PROBLEM DETAILS | Pictures do not belong in your copy. Repeat all the other data exactly.
* BEGIN GIVEN DATA *
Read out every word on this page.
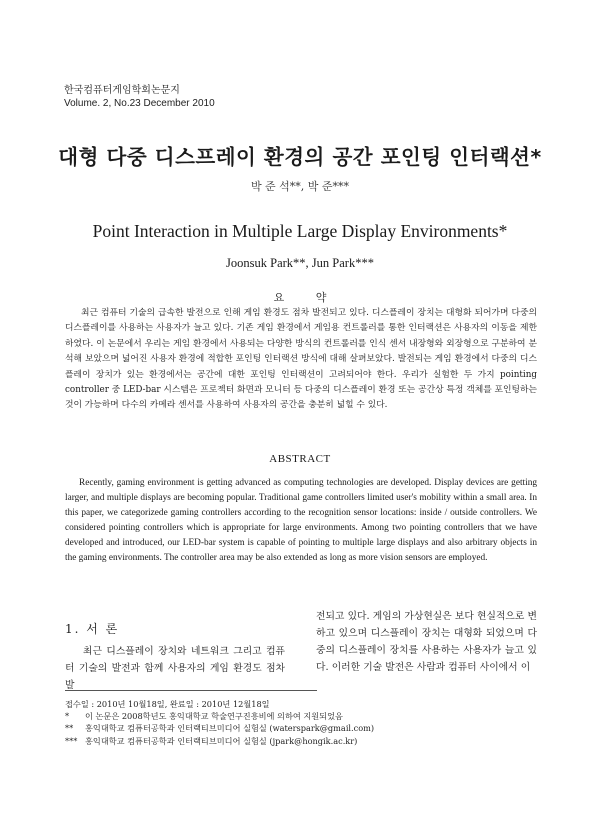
한국컴퓨터게임학회논문지
Volume. 2, No.23 December 2010
대형 다중 디스프레이 환경의 공간 포인팅 인터랙션*
박 준 석**, 박 준***
Point Interaction in Multiple Large Display Environments*
Joonsuk Park**, Jun Park***
요 약

최근 컴퓨터 기술의 급속한 발전으로 인해 게임 환경도 점차 발전되고 있다. 디스플레이 장치는 대형화 되어가며 다중의 디스플레이를 사용하는 사용자가 늘고 있다. 기존 게임 환경에서 게임용 컨트롤러를 통한 인터랙션은 사용자의 이동을 제한하였다. 이 논문에서 우리는 게임 환경에서 사용되는 다양한 방식의 컨트롤러를 인식 센서 내장형와 외장형으로 구분하여 분석해 보았으며 넓어진 사용자 환경에 적합한 포인팅 인터랙션 방식에 대해 살펴보았다. 발전되는 게임 환경에서 다중의 디스플레이 장치가 있는 환경에서는 공간에 대한 포인팅 인터랙션이 고려되어야 한다. 우리가 실험한 두 가지 pointing controller 중 LED-bar 시스템은 프로젝터 화면과 모니터 등 다중의 디스플레이 환경 또는 공간상 특정 객체를 포인팅하는 것이 가능하며 다수의 카메라 센서를 사용하여 사용자의 공간을 충분히 넓힐 수 있다.

ABSTRACT

Recently, gaming environment is getting advanced as computing technologies are developed. Display devices are getting larger, and multiple displays are becoming popular. Traditional game controllers limited user's mobility within a small area. In this paper, we categorizede gaming controllers according to the recognition sensor locations: inside / outside controllers. We considered pointing controllers which is appropriate for large environments. Among two pointing controllers that we have developed and introduced, our LED-bar system is capable of pointing to multiple large displays and also arbitrary objects in the gaming environments. The controller area may be also extended as long as more vision sensors are employed.

1. 서 론

최근 디스플레이 장치와 네트워크 그리고 컴퓨터 기술의 발전과 함께 사용자의 게임 환경도 점차 발

전되고 있다. 게임의 가상현실은 보다 현실적으로 변하고 있으며 디스플레이 장치는 대형화 되었으며 다중의 디스플레이 장치를 사용하는 사용자가 늘고 있다. 이러한 기술 발전은 사람과 컴퓨터 사이에서 이

접수일 : 2010년 10월18일, 완료일 : 2010년 12월18일
* 이 논문은 2008학년도 홍익대학교 학술연구진흥비에 의하여 지원되었음
** 홍익대학교 컴퓨터공학과 인터랙티브미디어 실험실 (waterspark@gmail.com)
*** 홍익대학교 컴퓨터공학과 인터랙티브미디어 실험실 (jpark@hongik.ac.kr)
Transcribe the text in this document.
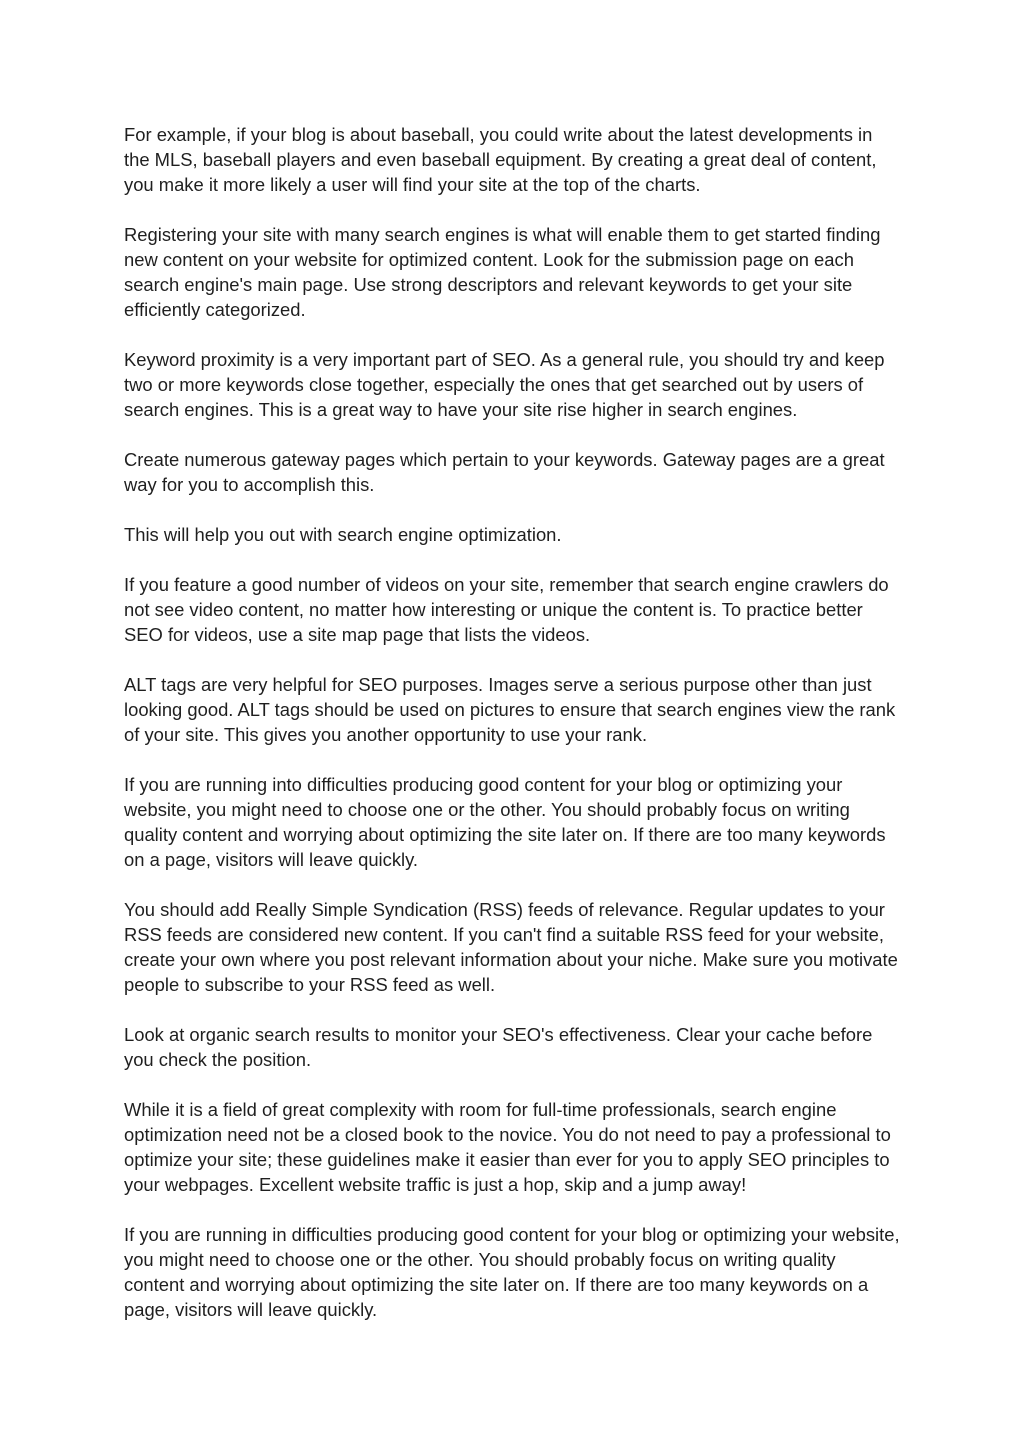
For example, if your blog is about baseball, you could write about the latest developments in the MLS, baseball players and even baseball equipment. By creating a great deal of content, you make it more likely a user will find your site at the top of the charts.

Registering your site with many search engines is what will enable them to get started finding new content on your website for optimized content. Look for the submission page on each search engine's main page. Use strong descriptors and relevant keywords to get your site efficiently categorized.

Keyword proximity is a very important part of SEO. As a general rule, you should try and keep two or more keywords close together, especially the ones that get searched out by users of search engines. This is a great way to have your site rise higher in search engines.

Create numerous gateway pages which pertain to your keywords. Gateway pages are a great way for you to accomplish this.

This will help you out with search engine optimization.

If you feature a good number of videos on your site, remember that search engine crawlers do not see video content, no matter how interesting or unique the content is. To practice better SEO for videos, use a site map page that lists the videos.

ALT tags are very helpful for SEO purposes. Images serve a serious purpose other than just looking good. ALT tags should be used on pictures to ensure that search engines view the rank of your site. This gives you another opportunity to use your rank.

If you are running into difficulties producing good content for your blog or optimizing your website, you might need to choose one or the other. You should probably focus on writing quality content and worrying about optimizing the site later on. If there are too many keywords on a page, visitors will leave quickly.

You should add Really Simple Syndication (RSS) feeds of relevance. Regular updates to your RSS feeds are considered new content. If you can't find a suitable RSS feed for your website, create your own where you post relevant information about your niche. Make sure you motivate people to subscribe to your RSS feed as well.

Look at organic search results to monitor your SEO's effectiveness. Clear your cache before you check the position.

While it is a field of great complexity with room for full-time professionals, search engine optimization need not be a closed book to the novice. You do not need to pay a professional to optimize your site; these guidelines make it easier than ever for you to apply SEO principles to your webpages. Excellent website traffic is just a hop, skip and a jump away!

If you are running in difficulties producing good content for your blog or optimizing your website, you might need to choose one or the other. You should probably focus on writing quality content and worrying about optimizing the site later on. If there are too many keywords on a page, visitors will leave quickly.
* END GIVEN DATA *
COMPLETE RESPONSE |
Read out every word on this page.
한국컴퓨터게임학회논문지
Volume. 2, No.23 December 2010
대형 다중 디스프레이 환경의 공간 포인팅 인터랙션*
박 준 석**, 박 준***
Point Interaction in Multiple Large Display Environments*
Joonsuk Park**, Jun Park***
요 약

최근 컴퓨터 기술의 급속한 발전으로 인해 게임 환경도 점차 발전되고 있다. 디스플레이 장치는 대형화 되어가며 다중의 디스플레이를 사용하는 사용자가 늘고 있다. 기존 게임 환경에서 게임용 컨트롤러를 통한 인터랙션은 사용자의 이동을 제한하였다. 이 논문에서 우리는 게임 환경에서 사용되는 다양한 방식의 컨트롤러를 인식 센서 내장형와 외장형으로 구분하여 분석해 보았으며 넓어진 사용자 환경에 적합한 포인팅 인터랙션 방식에 대해 살펴보았다. 발전되는 게임 환경에서 다중의 디스플레이 장치가 있는 환경에서는 공간에 대한 포인팅 인터랙션이 고려되어야 한다. 우리가 실험한 두 가지 pointing controller 중 LED-bar 시스템은 프로젝터 화면과 모니터 등 다중의 디스플레이 환경 또는 공간상 특정 객체를 포인팅하는 것이 가능하며 다수의 카메라 센서를 사용하여 사용자의 공간을 충분히 넓힐 수 있다.

ABSTRACT

Recently, gaming environment is getting advanced as computing technologies are developed. Display devices are getting larger, and multiple displays are becoming popular. Traditional game controllers limited user's mobility within a small area. In this paper, we categorizede gaming controllers according to the recognition sensor locations: inside / outside controllers. We considered pointing controllers which is appropriate for large environments. Among two pointing controllers that we have developed and introduced, our LED-bar system is capable of pointing to multiple large displays and also arbitrary objects in the gaming environments. The controller area may be also extended as long as more vision sensors are employed.

1. 서 론

최근 디스플레이 장치와 네트워크 그리고 컴퓨터 기술의 발전과 함께 사용자의 게임 환경도 점차 발

전되고 있다. 게임의 가상현실은 보다 현실적으로 변하고 있으며 디스플레이 장치는 대형화 되었으며 다중의 디스플레이 장치를 사용하는 사용자가 늘고 있다. 이러한 기술 발전은 사람과 컴퓨터 사이에서 이

접수일 : 2010년 10월18일, 완료일 : 2010년 12월18일
* 이 논문은 2008학년도 홍익대학교 학술연구진흥비에 의하여 지원되었음
** 홍익대학교 컴퓨터공학과 인터랙티브미디어 실험실 (waterspark@gmail.com)
*** 홍익대학교 컴퓨터공학과 인터랙티브미디어 실험실 (jpark@hongik.ac.kr)
Transcribe the text in this document.
For example, if your blog is about baseball, you could write about the latest developments in the MLS, baseball players and even baseball equipment. By creating a great deal of content, you make it more likely a user will find your site at the top of the charts.

Registering your site with many search engines is what will enable them to get started finding new content on your website for optimized content. Look for the submission page on each search engine's main page. Use strong descriptors and relevant keywords to get your site efficiently categorized.

Keyword proximity is a very important part of SEO. As a general rule, you should try and keep two or more keywords close together, especially the ones that get searched out by users of search engines. This is a great way to have your site rise higher in search engines.

Create numerous gateway pages which pertain to your keywords. Gateway pages are a great way for you to accomplish this.

This will help you out with search engine optimization.

If you feature a good number of videos on your site, remember that search engine crawlers do not see video content, no matter how interesting or unique the content is. To practice better SEO for videos, use a site map page that lists the videos.

ALT tags are very helpful for SEO purposes. Images serve a serious purpose other than just looking good. ALT tags should be used on pictures to ensure that search engines view the rank of your site. This gives you another opportunity to use your rank.

If you are running into difficulties producing good content for your blog or optimizing your website, you might need to choose one or the other. You should probably focus on writing quality content and worrying about optimizing the site later on. If there are too many keywords on a page, visitors will leave quickly.

You should add Really Simple Syndication (RSS) feeds of relevance. Regular updates to your RSS feeds are considered new content. If you can't find a suitable RSS feed for your website, create your own where you post relevant information about your niche. Make sure you motivate people to subscribe to your RSS feed as well.

Look at organic search results to monitor your SEO's effectiveness. Clear your cache before you check the position.

While it is a field of great complexity with room for full-time professionals, search engine optimization need not be a closed book to the novice. You do not need to pay a professional to optimize your site; these guidelines make it easier than ever for you to apply SEO principles to your webpages. Excellent website traffic is just a hop, skip and a jump away!

If you are running in difficulties producing good content for your blog or optimizing your website, you might need to choose one or the other. You should probably focus on writing quality content and worrying about optimizing the site later on. If there are too many keywords on a page, visitors will leave quickly.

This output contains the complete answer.